--- EXERCISE DESCRIPTION ---
Each entry below should be reproduced character for character.

--- DATASET RECORDS ---
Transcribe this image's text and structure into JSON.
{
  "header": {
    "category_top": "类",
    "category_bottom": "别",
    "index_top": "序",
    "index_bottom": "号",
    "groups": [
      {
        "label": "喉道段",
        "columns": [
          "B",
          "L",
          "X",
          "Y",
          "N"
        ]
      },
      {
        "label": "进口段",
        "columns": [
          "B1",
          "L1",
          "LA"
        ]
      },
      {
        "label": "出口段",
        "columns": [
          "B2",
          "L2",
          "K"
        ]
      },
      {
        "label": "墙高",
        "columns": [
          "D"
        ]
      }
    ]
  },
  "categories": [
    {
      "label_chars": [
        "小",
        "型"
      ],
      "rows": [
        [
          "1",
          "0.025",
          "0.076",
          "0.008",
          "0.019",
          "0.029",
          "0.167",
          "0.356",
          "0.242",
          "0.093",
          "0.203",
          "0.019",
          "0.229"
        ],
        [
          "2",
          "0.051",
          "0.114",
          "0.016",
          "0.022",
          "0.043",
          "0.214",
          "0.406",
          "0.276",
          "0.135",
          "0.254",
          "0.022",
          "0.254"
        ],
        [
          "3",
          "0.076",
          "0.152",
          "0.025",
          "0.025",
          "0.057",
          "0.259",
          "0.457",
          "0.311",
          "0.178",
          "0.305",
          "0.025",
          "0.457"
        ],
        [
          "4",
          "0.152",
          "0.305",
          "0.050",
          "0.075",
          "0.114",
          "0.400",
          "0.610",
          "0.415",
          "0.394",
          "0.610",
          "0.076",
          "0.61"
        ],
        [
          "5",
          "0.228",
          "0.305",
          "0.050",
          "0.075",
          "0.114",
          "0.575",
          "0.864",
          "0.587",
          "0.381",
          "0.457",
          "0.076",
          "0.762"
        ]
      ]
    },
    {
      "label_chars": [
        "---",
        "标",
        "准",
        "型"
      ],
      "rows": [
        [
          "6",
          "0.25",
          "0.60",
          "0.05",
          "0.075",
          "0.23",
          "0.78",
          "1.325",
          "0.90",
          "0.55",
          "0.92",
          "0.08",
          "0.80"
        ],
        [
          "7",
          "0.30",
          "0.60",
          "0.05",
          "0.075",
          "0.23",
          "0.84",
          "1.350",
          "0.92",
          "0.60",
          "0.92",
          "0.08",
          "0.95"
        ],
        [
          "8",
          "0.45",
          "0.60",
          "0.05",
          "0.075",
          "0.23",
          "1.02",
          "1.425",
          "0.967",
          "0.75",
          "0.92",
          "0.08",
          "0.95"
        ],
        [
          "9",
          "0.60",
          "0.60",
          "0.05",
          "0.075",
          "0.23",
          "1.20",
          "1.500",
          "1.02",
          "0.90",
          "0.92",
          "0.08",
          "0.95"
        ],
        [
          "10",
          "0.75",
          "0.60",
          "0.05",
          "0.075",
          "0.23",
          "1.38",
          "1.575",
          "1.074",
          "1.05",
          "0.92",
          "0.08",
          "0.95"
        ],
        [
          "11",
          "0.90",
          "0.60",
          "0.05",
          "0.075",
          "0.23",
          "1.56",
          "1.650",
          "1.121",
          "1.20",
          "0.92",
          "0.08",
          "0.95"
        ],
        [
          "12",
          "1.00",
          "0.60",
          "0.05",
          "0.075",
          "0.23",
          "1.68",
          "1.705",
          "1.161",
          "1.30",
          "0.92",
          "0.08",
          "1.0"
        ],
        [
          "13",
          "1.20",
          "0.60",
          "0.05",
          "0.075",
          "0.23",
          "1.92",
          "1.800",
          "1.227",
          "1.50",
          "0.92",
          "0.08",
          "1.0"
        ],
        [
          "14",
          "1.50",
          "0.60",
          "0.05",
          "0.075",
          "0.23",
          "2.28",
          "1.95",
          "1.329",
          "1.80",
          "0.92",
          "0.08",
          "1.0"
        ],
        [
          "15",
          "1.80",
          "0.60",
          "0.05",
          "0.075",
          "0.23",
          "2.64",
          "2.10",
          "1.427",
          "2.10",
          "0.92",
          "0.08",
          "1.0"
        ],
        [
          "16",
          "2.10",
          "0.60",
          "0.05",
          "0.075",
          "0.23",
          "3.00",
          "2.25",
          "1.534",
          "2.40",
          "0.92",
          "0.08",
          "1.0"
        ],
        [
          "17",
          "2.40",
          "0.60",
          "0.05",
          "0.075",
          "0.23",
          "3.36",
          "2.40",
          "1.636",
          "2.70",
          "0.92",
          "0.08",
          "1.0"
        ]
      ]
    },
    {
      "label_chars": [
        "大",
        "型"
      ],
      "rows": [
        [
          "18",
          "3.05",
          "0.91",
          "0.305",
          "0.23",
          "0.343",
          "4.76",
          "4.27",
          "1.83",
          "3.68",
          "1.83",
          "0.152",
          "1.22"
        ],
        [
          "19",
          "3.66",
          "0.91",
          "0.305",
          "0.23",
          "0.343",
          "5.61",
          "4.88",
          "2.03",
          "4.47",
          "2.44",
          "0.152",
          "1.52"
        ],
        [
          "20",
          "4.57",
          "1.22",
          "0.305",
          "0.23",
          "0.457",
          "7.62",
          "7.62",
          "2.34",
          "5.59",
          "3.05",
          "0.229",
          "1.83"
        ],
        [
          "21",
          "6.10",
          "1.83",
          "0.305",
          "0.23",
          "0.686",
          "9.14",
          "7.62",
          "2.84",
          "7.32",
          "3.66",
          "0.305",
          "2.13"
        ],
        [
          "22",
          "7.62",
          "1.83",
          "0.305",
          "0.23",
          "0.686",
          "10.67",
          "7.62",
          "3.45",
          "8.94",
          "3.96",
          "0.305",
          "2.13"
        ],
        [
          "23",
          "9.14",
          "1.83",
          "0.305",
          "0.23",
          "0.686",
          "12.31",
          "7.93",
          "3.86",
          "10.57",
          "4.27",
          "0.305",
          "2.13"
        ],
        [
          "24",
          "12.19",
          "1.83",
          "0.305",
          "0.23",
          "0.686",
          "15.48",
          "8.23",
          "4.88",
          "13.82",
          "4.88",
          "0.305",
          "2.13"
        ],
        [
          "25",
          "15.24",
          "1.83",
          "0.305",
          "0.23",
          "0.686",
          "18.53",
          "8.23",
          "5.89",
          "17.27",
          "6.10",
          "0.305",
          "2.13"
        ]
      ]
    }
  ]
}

--- COMPLETED EXERCISE ---
Transcribe this image's text and structure into JSON.
{
  "header": {
    "category_top": "类",
    "category_bottom": "别",
    "index_top": "序",
    "index_bottom": "号",
    "groups": [
      {
        "label": "喉道段",
        "columns": [
          "B",
          "L",
          "X",
          "Y",
          "N"
        ]
      },
      {
        "label": "进口段",
        "columns": [
          "B1",
          "L1",
          "LA"
        ]
      },
      {
        "label": "出口段",
        "columns": [
          "B2",
          "L2",
          "K"
        ]
      },
      {
        "label": "墙高",
        "columns": [
          "D"
        ]
      }
    ]
  },
  "categories": [
    {
      "label_chars": [
        "小",
        "型"
      ],
      "rows": [
        [
          "1",
          "0.025",
          "0.076",
          "0.008",
          "0.019",
          "0.029",
          "0.167",
          "0.356",
          "0.242",
          "0.093",
          "0.203",
          "0.019",
          "0.229"
        ],
        [
          "2",
          "0.051",
          "0.114",
          "0.016",
          "0.022",
          "0.043",
          "0.214",
          "0.406",
          "0.276",
          "0.135",
          "0.254",
          "0.022",
          "0.254"
        ],
        [
          "3",
          "0.076",
          "0.152",
          "0.025",
          "0.025",
          "0.057",
          "0.259",
          "0.457",
          "0.311",
          "0.178",
          "0.305",
          "0.025",
          "0.457"
        ],
        [
          "4",
          "0.152",
          "0.305",
          "0.050",
          "0.075",
          "0.114",
          "0.400",
          "0.610",
          "0.415",
          "0.394",
          "0.610",
          "0.076",
          "0.61"
        ],
        [
          "5",
          "0.228",
          "0.305",
          "0.050",
          "0.075",
          "0.114",
          "0.575",
          "0.864",
          "0.587",
          "0.381",
          "0.457",
          "0.076",
          "0.762"
        ]
      ]
    },
    {
      "label_chars": [
        "---",
        "标",
        "准",
        "型"
      ],
      "rows": [
        [
          "6",
          "0.25",
          "0.60",
          "0.05",
          "0.075",
          "0.23",
          "0.78",
          "1.325",
          "0.90",
          "0.55",
          "0.92",
          "0.08",
          "0.80"
        ],
        [
          "7",
          "0.30",
          "0.60",
          "0.05",
          "0.075",
          "0.23",
          "0.84",
          "1.350",
          "0.92",
          "0.60",
          "0.92",
          "0.08",
          "0.95"
        ],
        [
          "8",
          "0.45",
          "0.60",
          "0.05",
          "0.075",
          "0.23",
          "1.02",
          "1.425",
          "0.967",
          "0.75",
          "0.92",
          "0.08",
          "0.95"
        ],
        [
          "9",
          "0.60",
          "0.60",
          "0.05",
          "0.075",
          "0.23",
          "1.20",
          "1.500",
          "1.02",
          "0.90",
          "0.92",
          "0.08",
          "0.95"
        ],
        [
          "10",
          "0.75",
          "0.60",
          "0.05",
          "0.075",
          "0.23",
          "1.38",
          "1.575",
          "1.074",
          "1.05",
          "0.92",
          "0.08",
          "0.95"
        ],
        [
          "11",
          "0.90",
          "0.60",
          "0.05",
          "0.075",
          "0.23",
          "1.56",
          "1.650",
          "1.121",
          "1.20",
          "0.92",
          "0.08",
          "0.95"
        ],
        [
          "12",
          "1.00",
          "0.60",
          "0.05",
          "0.075",
          "0.23",
          "1.68",
          "1.705",
          "1.161",
          "1.30",
          "0.92",
          "0.08",
          "1.0"
        ],
        [
          "13",
          "1.20",
          "0.60",
          "0.05",
          "0.075",
          "0.23",
          "1.92",
          "1.800",
          "1.227",
          "1.50",
          "0.92",
          "0.08",
          "1.0"
        ],
        [
          "14",
          "1.50",
          "0.60",
          "0.05",
          "0.075",
          "0.23",
          "2.28",
          "1.95",
          "1.329",
          "1.80",
          "0.92",
          "0.08",
          "1.0"
        ],
        [
          "15",
          "1.80",
          "0.60",
          "0.05",
          "0.075",
          "0.23",
          "2.64",
          "2.10",
          "1.427",
          "2.10",
          "0.92",
          "0.08",
          "1.0"
        ],
        [
          "16",
          "2.10",
          "0.60",
          "0.05",
          "0.075",
          "0.23",
          "3.00",
          "2.25",
          "1.534",
          "2.40",
          "0.92",
          "0.08",
          "1.0"
        ],
        [
          "17",
          "2.40",
          "0.60",
          "0.05",
          "0.075",
          "0.23",
          "3.36",
          "2.40",
          "1.636",
          "2.70",
          "0.92",
          "0.08",
          "1.0"
        ]
      ]
    },
    {
      "label_chars": [
        "大",
        "型"
      ],
      "rows": [
        [
          "18",
          "3.05",
          "0.91",
          "0.305",
          "0.23",
          "0.343",
          "4.76",
          "4.27",
          "1.83",
          "3.68",
          "1.83",
          "0.152",
          "1.22"
        ],
        [
          "19",
          "3.66",
          "0.91",
          "0.305",
          "0.23",
          "0.343",
          "5.61",
          "4.88",
          "2.03",
          "4.47",
          "2.44",
          "0.152",
          "1.52"
        ],
        [
          "20",
          "4.57",
          "1.22",
          "0.305",
          "0.23",
          "0.457",
          "7.62",
          "7.62",
          "2.34",
          "5.59",
          "3.05",
          "0.229",
          "1.83"
        ],
        [
          "21",
          "6.10",
          "1.83",
          "0.305",
          "0.23",
          "0.686",
          "9.14",
          "7.62",
          "2.84",
          "7.32",
          "3.66",
          "0.305",
          "2.13"
        ],
        [
          "22",
          "7.62",
          "1.83",
          "0.305",
          "0.23",
          "0.686",
          "10.67",
          "7.62",
          "3.45",
          "8.94",
          "3.96",
          "0.305",
          "2.13"
        ],
        [
          "23",
          "9.14",
          "1.83",
          "0.305",
          "0.23",
          "0.686",
          "12.31",
          "7.93",
          "3.86",
          "10.57",
          "4.27",
          "0.305",
          "2.13"
        ],
        [
          "24",
          "12.19",
          "1.83",
          "0.305",
          "0.23",
          "0.686",
          "15.48",
          "8.23",
          "4.88",
          "13.82",
          "4.88",
          "0.305",
          "2.13"
        ],
        [
          "25",
          "15.24",
          "1.83",
          "0.305",
          "0.23",
          "0.686",
          "18.53",
          "8.23",
          "5.89",
          "17.27",
          "6.10",
          "0.305",
          "2.13"
        ]
      ]
    }
  ]
}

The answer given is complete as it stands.